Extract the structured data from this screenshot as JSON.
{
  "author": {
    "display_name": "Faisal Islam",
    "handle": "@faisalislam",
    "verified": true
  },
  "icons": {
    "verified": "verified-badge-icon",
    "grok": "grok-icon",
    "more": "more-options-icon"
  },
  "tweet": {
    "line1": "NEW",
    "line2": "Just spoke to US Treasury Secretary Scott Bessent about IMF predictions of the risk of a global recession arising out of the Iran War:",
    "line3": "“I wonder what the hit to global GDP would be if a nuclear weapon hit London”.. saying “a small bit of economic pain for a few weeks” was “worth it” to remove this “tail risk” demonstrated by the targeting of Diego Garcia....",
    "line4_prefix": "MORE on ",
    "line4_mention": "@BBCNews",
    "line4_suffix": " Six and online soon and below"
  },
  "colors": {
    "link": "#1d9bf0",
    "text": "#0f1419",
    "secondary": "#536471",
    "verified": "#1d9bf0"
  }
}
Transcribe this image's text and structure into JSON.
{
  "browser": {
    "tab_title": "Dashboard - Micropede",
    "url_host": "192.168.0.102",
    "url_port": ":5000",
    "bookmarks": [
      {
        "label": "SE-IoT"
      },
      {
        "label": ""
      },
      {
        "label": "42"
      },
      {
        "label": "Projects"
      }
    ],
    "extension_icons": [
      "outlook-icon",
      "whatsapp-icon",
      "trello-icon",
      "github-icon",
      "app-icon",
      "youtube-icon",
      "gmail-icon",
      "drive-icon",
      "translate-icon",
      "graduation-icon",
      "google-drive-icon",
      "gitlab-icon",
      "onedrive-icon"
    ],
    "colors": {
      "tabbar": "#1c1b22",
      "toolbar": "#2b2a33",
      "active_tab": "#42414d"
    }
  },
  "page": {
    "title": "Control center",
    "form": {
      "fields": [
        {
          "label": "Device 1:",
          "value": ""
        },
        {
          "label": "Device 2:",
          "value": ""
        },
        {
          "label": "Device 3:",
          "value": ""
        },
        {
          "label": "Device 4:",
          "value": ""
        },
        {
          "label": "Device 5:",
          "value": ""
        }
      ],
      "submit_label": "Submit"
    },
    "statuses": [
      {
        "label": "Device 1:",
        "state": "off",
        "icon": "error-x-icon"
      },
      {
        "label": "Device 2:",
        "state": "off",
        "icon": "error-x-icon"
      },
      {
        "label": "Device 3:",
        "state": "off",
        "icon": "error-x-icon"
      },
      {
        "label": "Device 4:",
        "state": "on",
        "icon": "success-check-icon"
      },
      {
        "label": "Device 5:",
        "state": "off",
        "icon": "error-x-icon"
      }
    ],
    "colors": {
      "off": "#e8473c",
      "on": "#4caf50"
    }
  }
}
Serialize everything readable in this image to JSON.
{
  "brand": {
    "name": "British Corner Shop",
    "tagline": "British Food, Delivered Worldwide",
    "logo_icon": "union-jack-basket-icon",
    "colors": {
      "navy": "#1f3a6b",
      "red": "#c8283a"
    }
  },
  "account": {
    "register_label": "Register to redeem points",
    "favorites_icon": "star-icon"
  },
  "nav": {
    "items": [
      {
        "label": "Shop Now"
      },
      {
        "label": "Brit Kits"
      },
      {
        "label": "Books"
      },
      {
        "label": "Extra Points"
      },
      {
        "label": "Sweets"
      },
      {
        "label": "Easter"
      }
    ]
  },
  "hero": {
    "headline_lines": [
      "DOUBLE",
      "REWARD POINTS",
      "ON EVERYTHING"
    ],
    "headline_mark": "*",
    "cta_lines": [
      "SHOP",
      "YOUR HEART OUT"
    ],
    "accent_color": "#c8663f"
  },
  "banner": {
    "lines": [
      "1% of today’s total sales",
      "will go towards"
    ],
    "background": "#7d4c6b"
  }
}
------------------------------
Exercise instructions -> Quote each line above in full, word for word.

Full output ->
Extract the structured data from this screenshot as JSON.
{
  "author": {
    "display_name": "Faisal Islam",
    "handle": "@faisalislam",
    "verified": true
  },
  "icons": {
    "verified": "verified-badge-icon",
    "grok": "grok-icon",
    "more": "more-options-icon"
  },
  "tweet": {
    "line1": "NEW",
    "line2": "Just spoke to US Treasury Secretary Scott Bessent about IMF predictions of the risk of a global recession arising out of the Iran War:",
    "line3": "“I wonder what the hit to global GDP would be if a nuclear weapon hit London”.. saying “a small bit of economic pain for a few weeks” was “worth it” to remove this “tail risk” demonstrated by the targeting of Diego Garcia....",
    "line4_prefix": "MORE on ",
    "line4_mention": "@BBCNews",
    "line4_suffix": " Six and online soon and below"
  },
  "colors": {
    "link": "#1d9bf0",
    "text": "#0f1419",
    "secondary": "#536471",
    "verified": "#1d9bf0"
  }
}
Transcribe this image's text and structure into JSON.
{
  "browser": {
    "tab_title": "Dashboard - Micropede",
    "url_host": "192.168.0.102",
    "url_port": ":5000",
    "bookmarks": [
      {
        "label": "SE-IoT"
      },
      {
        "label": ""
      },
      {
        "label": "42"
      },
      {
        "label": "Projects"
      }
    ],
    "extension_icons": [
      "outlook-icon",
      "whatsapp-icon",
      "trello-icon",
      "github-icon",
      "app-icon",
      "youtube-icon",
      "gmail-icon",
      "drive-icon",
      "translate-icon",
      "graduation-icon",
      "google-drive-icon",
      "gitlab-icon",
      "onedrive-icon"
    ],
    "colors": {
      "tabbar": "#1c1b22",
      "toolbar": "#2b2a33",
      "active_tab": "#42414d"
    }
  },
  "page": {
    "title": "Control center",
    "form": {
      "fields": [
        {
          "label": "Device 1:",
          "value": ""
        },
        {
          "label": "Device 2:",
          "value": ""
        },
        {
          "label": "Device 3:",
          "value": ""
        },
        {
          "label": "Device 4:",
          "value": ""
        },
        {
          "label": "Device 5:",
          "value": ""
        }
      ],
      "submit_label": "Submit"
    },
    "statuses": [
      {
        "label": "Device 1:",
        "state": "off",
        "icon": "error-x-icon"
      },
      {
        "label": "Device 2:",
        "state": "off",
        "icon": "error-x-icon"
      },
      {
        "label": "Device 3:",
        "state": "off",
        "icon": "error-x-icon"
      },
      {
        "label": "Device 4:",
        "state": "on",
        "icon": "success-check-icon"
      },
      {
        "label": "Device 5:",
        "state": "off",
        "icon": "error-x-icon"
      }
    ],
    "colors": {
      "off": "#e8473c",
      "on": "#4caf50"
    }
  }
}
Serialize everything readable in this image to JSON.
{
  "brand": {
    "name": "British Corner Shop",
    "tagline": "British Food, Delivered Worldwide",
    "logo_icon": "union-jack-basket-icon",
    "colors": {
      "navy": "#1f3a6b",
      "red": "#c8283a"
    }
  },
  "account": {
    "register_label": "Register to redeem points",
    "favorites_icon": "star-icon"
  },
  "nav": {
    "items": [
      {
        "label": "Shop Now"
      },
      {
        "label": "Brit Kits"
      },
      {
        "label": "Books"
      },
      {
        "label": "Extra Points"
      },
      {
        "label": "Sweets"
      },
      {
        "label": "Easter"
      }
    ]
  },
  "hero": {
    "headline_lines": [
      "DOUBLE",
      "REWARD POINTS",
      "ON EVERYTHING"
    ],
    "headline_mark": "*",
    "cta_lines": [
      "SHOP",
      "YOUR HEART OUT"
    ],
    "accent_color": "#c8663f"
  },
  "banner": {
    "lines": [
      "1% of today’s total sales",
      "will go towards"
    ],
    "background": "#7d4c6b"
  }
}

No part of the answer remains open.